## PROMPT
Find how many lines contain "chromfrei" and state only that number.

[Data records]

--------------------------------------------------

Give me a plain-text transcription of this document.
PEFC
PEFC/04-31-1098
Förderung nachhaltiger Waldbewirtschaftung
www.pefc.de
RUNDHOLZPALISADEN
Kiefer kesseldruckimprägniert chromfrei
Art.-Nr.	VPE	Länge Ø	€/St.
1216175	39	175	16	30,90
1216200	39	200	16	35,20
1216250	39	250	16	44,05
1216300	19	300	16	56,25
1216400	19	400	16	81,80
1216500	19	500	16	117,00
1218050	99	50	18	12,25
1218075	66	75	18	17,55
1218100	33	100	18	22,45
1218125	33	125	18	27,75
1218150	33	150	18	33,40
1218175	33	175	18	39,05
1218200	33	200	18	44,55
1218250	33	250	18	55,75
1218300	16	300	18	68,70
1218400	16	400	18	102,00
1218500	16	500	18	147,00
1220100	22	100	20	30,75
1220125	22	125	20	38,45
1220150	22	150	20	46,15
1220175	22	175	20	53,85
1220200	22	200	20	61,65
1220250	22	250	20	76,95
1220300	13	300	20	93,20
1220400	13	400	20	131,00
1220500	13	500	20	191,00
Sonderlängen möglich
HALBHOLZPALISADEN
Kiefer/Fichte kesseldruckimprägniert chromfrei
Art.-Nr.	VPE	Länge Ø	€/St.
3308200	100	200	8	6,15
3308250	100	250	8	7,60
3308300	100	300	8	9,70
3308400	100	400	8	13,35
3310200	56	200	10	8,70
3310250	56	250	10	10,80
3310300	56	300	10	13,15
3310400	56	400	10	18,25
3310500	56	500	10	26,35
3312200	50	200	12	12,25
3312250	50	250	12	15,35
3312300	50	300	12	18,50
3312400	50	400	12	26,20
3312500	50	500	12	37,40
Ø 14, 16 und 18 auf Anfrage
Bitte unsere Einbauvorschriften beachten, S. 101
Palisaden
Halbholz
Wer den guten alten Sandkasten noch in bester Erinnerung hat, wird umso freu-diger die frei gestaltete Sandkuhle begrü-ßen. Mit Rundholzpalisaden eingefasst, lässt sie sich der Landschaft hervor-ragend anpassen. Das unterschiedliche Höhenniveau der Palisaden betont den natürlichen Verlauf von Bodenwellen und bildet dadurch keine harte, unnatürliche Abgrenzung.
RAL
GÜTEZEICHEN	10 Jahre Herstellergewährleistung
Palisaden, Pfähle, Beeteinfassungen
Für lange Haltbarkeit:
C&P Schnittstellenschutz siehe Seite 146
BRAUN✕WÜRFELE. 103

--------------------------------------------------

## TASK ANSWER
2